**Exercise aim**
Could you write out every record below exactly, leaving out any pictures?

------------------------

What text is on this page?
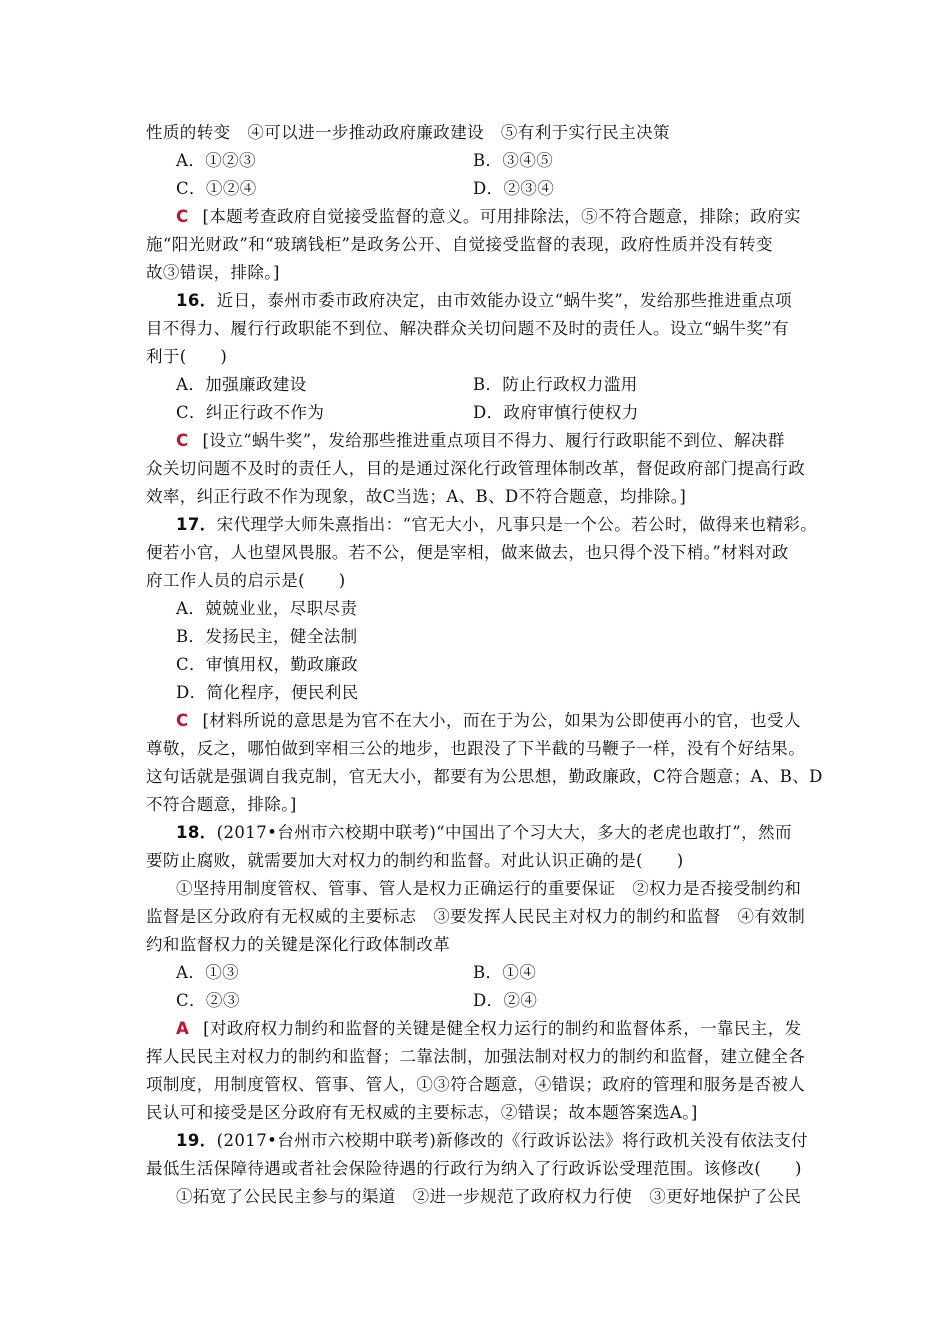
性质的转变　④可以进一步推动政府廉政建设　⑤有利于实行民主决策
A．①②③	B．③④⑤
C．①②④	D．②③④
C [本题考查政府自觉接受监督的意义。可用排除法，⑤不符合题意，排除；政府实
施“阳光财政”和“玻璃钱柜”是政务公开、自觉接受监督的表现，政府性质并没有转变
故③错误，排除。]
16．近日，泰州市委市政府决定，由市效能办设立“蜗牛奖”，发给那些推进重点项
目不得力、履行行政职能不到位、解决群众关切问题不及时的责任人。设立“蜗牛奖”有
利于(　　)
A．加强廉政建设	B．防止行政权力滥用
C．纠正行政不作为	D．政府审慎行使权力
C [设立“蜗牛奖”，发给那些推进重点项目不得力、履行行政职能不到位、解决群
众关切问题不及时的责任人，目的是通过深化行政管理体制改革，督促政府部门提高行政
效率，纠正行政不作为现象，故C当选；A、B、D不符合题意，均排除。]
17．宋代理学大师朱熹指出：“官无大小，凡事只是一个公。若公时，做得来也精彩。
便若小官，人也望风畏服。若不公，便是宰相，做来做去，也只得个没下梢。”材料对政
府工作人员的启示是(　　)
A．兢兢业业，尽职尽责
B．发扬民主，健全法制
C．审慎用权，勤政廉政
D．简化程序，便民利民
C [材料所说的意思是为官不在大小，而在于为公，如果为公即使再小的官，也受人
尊敬，反之，哪怕做到宰相三公的地步，也跟没了下半截的马鞭子一样，没有个好结果。
这句话就是强调自我克制，官无大小，都要有为公思想，勤政廉政，C符合题意；A、B、D
不符合题意，排除。]
18．(2017•台州市六校期中联考)“中国出了个习大大，多大的老虎也敢打”，然而
要防止腐败，就需要加大对权力的制约和监督。对此认识正确的是(　　)
①坚持用制度管权、管事、管人是权力正确运行的重要保证　②权力是否接受制约和
监督是区分政府有无权威的主要标志　③要发挥人民民主对权力的制约和监督　④有效制
约和监督权力的关键是深化行政体制改革
A．①③	B．①④
C．②③	D．②④
A [对政府权力制约和监督的关键是健全权力运行的制约和监督体系，一靠民主，发
挥人民民主对权力的制约和监督；二靠法制，加强法制对权力的制约和监督，建立健全各
项制度，用制度管权、管事、管人，①③符合题意，④错误；政府的管理和服务是否被人
民认可和接受是区分政府有无权威的主要标志，②错误；故本题答案选A。]
19．(2017•台州市六校期中联考)新修改的《行政诉讼法》将行政机关没有依法支付
最低生活保障待遇或者社会保险待遇的行政行为纳入了行政诉讼受理范围。该修改(　　)
①拓宽了公民民主参与的渠道　②进一步规范了政府权力行使　③更好地保护了公民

------------------------

**The output**
What text is on this page?
性质的转变　④可以进一步推动政府廉政建设　⑤有利于实行民主决策
A．①②③	B．③④⑤
C．①②④	D．②③④
C [本题考查政府自觉接受监督的意义。可用排除法，⑤不符合题意，排除；政府实
施“阳光财政”和“玻璃钱柜”是政务公开、自觉接受监督的表现，政府性质并没有转变
故③错误，排除。]
16．近日，泰州市委市政府决定，由市效能办设立“蜗牛奖”，发给那些推进重点项
目不得力、履行行政职能不到位、解决群众关切问题不及时的责任人。设立“蜗牛奖”有
利于(　　)
A．加强廉政建设	B．防止行政权力滥用
C．纠正行政不作为	D．政府审慎行使权力
C [设立“蜗牛奖”，发给那些推进重点项目不得力、履行行政职能不到位、解决群
众关切问题不及时的责任人，目的是通过深化行政管理体制改革，督促政府部门提高行政
效率，纠正行政不作为现象，故C当选；A、B、D不符合题意，均排除。]
17．宋代理学大师朱熹指出：“官无大小，凡事只是一个公。若公时，做得来也精彩。
便若小官，人也望风畏服。若不公，便是宰相，做来做去，也只得个没下梢。”材料对政
府工作人员的启示是(　　)
A．兢兢业业，尽职尽责
B．发扬民主，健全法制
C．审慎用权，勤政廉政
D．简化程序，便民利民
C [材料所说的意思是为官不在大小，而在于为公，如果为公即使再小的官，也受人
尊敬，反之，哪怕做到宰相三公的地步，也跟没了下半截的马鞭子一样，没有个好结果。
这句话就是强调自我克制，官无大小，都要有为公思想，勤政廉政，C符合题意；A、B、D
不符合题意，排除。]
18．(2017•台州市六校期中联考)“中国出了个习大大，多大的老虎也敢打”，然而
要防止腐败，就需要加大对权力的制约和监督。对此认识正确的是(　　)
①坚持用制度管权、管事、管人是权力正确运行的重要保证　②权力是否接受制约和
监督是区分政府有无权威的主要标志　③要发挥人民民主对权力的制约和监督　④有效制
约和监督权力的关键是深化行政体制改革
A．①③	B．①④
C．②③	D．②④
A [对政府权力制约和监督的关键是健全权力运行的制约和监督体系，一靠民主，发
挥人民民主对权力的制约和监督；二靠法制，加强法制对权力的制约和监督，建立健全各
项制度，用制度管权、管事、管人，①③符合题意，④错误；政府的管理和服务是否被人
民认可和接受是区分政府有无权威的主要标志，②错误；故本题答案选A。]
19．(2017•台州市六校期中联考)新修改的《行政诉讼法》将行政机关没有依法支付
最低生活保障待遇或者社会保险待遇的行政行为纳入了行政诉讼受理范围。该修改(　　)
①拓宽了公民民主参与的渠道　②进一步规范了政府权力行使　③更好地保护了公民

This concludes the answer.